#### [Problem to solve]
Can you write out the whole listing exactly?

#### [Exercise input]
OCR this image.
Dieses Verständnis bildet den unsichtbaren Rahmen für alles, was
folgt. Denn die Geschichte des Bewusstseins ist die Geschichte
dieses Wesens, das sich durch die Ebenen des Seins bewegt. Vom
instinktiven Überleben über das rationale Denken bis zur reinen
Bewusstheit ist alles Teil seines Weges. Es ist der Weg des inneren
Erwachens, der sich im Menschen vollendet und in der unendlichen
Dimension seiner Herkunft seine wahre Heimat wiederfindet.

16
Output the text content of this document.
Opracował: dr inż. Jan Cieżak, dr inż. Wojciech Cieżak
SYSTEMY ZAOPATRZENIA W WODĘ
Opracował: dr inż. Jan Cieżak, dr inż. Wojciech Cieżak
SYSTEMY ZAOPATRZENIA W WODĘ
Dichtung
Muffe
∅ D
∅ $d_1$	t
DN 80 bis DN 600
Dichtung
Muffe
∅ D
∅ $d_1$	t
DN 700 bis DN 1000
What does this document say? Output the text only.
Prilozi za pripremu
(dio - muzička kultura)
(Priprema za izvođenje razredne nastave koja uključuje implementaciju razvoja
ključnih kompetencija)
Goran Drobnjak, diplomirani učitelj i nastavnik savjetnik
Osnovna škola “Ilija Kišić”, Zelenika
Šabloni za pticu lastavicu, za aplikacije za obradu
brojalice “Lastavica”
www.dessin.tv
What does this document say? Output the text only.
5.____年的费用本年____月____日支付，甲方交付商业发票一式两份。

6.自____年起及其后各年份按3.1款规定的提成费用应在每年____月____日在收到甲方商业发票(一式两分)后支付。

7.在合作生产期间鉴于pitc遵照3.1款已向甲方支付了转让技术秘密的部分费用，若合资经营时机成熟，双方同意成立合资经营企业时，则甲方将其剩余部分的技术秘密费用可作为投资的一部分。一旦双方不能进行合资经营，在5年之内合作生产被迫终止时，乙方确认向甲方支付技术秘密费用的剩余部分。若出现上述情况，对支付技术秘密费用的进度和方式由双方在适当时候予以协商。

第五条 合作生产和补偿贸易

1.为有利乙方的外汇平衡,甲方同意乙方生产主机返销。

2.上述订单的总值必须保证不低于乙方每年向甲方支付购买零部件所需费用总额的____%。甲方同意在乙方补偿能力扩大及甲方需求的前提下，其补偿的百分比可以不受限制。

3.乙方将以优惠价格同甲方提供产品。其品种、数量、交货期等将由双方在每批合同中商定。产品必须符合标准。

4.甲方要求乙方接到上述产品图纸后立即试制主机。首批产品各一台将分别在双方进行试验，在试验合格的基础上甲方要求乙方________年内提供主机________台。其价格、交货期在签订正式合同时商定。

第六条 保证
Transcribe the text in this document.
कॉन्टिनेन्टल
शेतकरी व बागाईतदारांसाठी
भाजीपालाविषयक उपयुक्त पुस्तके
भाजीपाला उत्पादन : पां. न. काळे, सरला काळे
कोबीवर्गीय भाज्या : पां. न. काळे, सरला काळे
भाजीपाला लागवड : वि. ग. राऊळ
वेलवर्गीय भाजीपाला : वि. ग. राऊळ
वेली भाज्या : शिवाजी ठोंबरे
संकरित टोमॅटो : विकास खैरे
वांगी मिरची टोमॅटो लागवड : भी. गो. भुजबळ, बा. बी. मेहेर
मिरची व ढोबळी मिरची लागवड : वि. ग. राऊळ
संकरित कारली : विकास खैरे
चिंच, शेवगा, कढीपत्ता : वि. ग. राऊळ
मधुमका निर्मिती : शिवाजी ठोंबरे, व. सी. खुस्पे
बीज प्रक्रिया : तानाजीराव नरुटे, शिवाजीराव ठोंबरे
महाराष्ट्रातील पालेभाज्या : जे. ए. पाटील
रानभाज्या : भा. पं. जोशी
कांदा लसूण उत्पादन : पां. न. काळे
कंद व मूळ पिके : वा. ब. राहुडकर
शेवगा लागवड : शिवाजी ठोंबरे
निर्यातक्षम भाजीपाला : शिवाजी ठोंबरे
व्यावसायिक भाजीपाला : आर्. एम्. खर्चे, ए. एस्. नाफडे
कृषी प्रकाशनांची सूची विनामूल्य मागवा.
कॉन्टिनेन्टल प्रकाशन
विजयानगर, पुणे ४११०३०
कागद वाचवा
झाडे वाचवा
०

#### [Solution to the problem]
OCR this image.
Dieses Verständnis bildet den unsichtbaren Rahmen für alles, was
folgt. Denn die Geschichte des Bewusstseins ist die Geschichte
dieses Wesens, das sich durch die Ebenen des Seins bewegt. Vom
instinktiven Überleben über das rationale Denken bis zur reinen
Bewusstheit ist alles Teil seines Weges. Es ist der Weg des inneren
Erwachens, der sich im Menschen vollendet und in der unendlichen
Dimension seiner Herkunft seine wahre Heimat wiederfindet.

16
Output the text content of this document.
Opracował: dr inż. Jan Cieżak, dr inż. Wojciech Cieżak
SYSTEMY ZAOPATRZENIA W WODĘ
Opracował: dr inż. Jan Cieżak, dr inż. Wojciech Cieżak
SYSTEMY ZAOPATRZENIA W WODĘ
Dichtung
Muffe
∅ D
∅ $d_1$	t
DN 80 bis DN 600
Dichtung
Muffe
∅ D
∅ $d_1$	t
DN 700 bis DN 1000
What does this document say? Output the text only.
Prilozi za pripremu
(dio - muzička kultura)
(Priprema za izvođenje razredne nastave koja uključuje implementaciju razvoja
ključnih kompetencija)
Goran Drobnjak, diplomirani učitelj i nastavnik savjetnik
Osnovna škola “Ilija Kišić”, Zelenika
Šabloni za pticu lastavicu, za aplikacije za obradu
brojalice “Lastavica”
www.dessin.tv
What does this document say? Output the text only.
5.____年的费用本年____月____日支付，甲方交付商业发票一式两份。

6.自____年起及其后各年份按3.1款规定的提成费用应在每年____月____日在收到甲方商业发票(一式两分)后支付。

7.在合作生产期间鉴于pitc遵照3.1款已向甲方支付了转让技术秘密的部分费用，若合资经营时机成熟，双方同意成立合资经营企业时，则甲方将其剩余部分的技术秘密费用可作为投资的一部分。一旦双方不能进行合资经营，在5年之内合作生产被迫终止时，乙方确认向甲方支付技术秘密费用的剩余部分。若出现上述情况，对支付技术秘密费用的进度和方式由双方在适当时候予以协商。

第五条 合作生产和补偿贸易

1.为有利乙方的外汇平衡,甲方同意乙方生产主机返销。

2.上述订单的总值必须保证不低于乙方每年向甲方支付购买零部件所需费用总额的____%。甲方同意在乙方补偿能力扩大及甲方需求的前提下，其补偿的百分比可以不受限制。

3.乙方将以优惠价格同甲方提供产品。其品种、数量、交货期等将由双方在每批合同中商定。产品必须符合标准。

4.甲方要求乙方接到上述产品图纸后立即试制主机。首批产品各一台将分别在双方进行试验，在试验合格的基础上甲方要求乙方________年内提供主机________台。其价格、交货期在签订正式合同时商定。

第六条 保证
Transcribe the text in this document.
कॉन्टिनेन्टल
शेतकरी व बागाईतदारांसाठी
भाजीपालाविषयक उपयुक्त पुस्तके
भाजीपाला उत्पादन : पां. न. काळे, सरला काळे
कोबीवर्गीय भाज्या : पां. न. काळे, सरला काळे
भाजीपाला लागवड : वि. ग. राऊळ
वेलवर्गीय भाजीपाला : वि. ग. राऊळ
वेली भाज्या : शिवाजी ठोंबरे
संकरित टोमॅटो : विकास खैरे
वांगी मिरची टोमॅटो लागवड : भी. गो. भुजबळ, बा. बी. मेहेर
मिरची व ढोबळी मिरची लागवड : वि. ग. राऊळ
संकरित कारली : विकास खैरे
चिंच, शेवगा, कढीपत्ता : वि. ग. राऊळ
मधुमका निर्मिती : शिवाजी ठोंबरे, व. सी. खुस्पे
बीज प्रक्रिया : तानाजीराव नरुटे, शिवाजीराव ठोंबरे
महाराष्ट्रातील पालेभाज्या : जे. ए. पाटील
रानभाज्या : भा. पं. जोशी
कांदा लसूण उत्पादन : पां. न. काळे
कंद व मूळ पिके : वा. ब. राहुडकर
शेवगा लागवड : शिवाजी ठोंबरे
निर्यातक्षम भाजीपाला : शिवाजी ठोंबरे
व्यावसायिक भाजीपाला : आर्. एम्. खर्चे, ए. एस्. नाफडे
कृषी प्रकाशनांची सूची विनामूल्य मागवा.
कॉन्टिनेन्टल प्रकाशन
विजयानगर, पुणे ४११०३०
कागद वाचवा
झाडे वाचवा
०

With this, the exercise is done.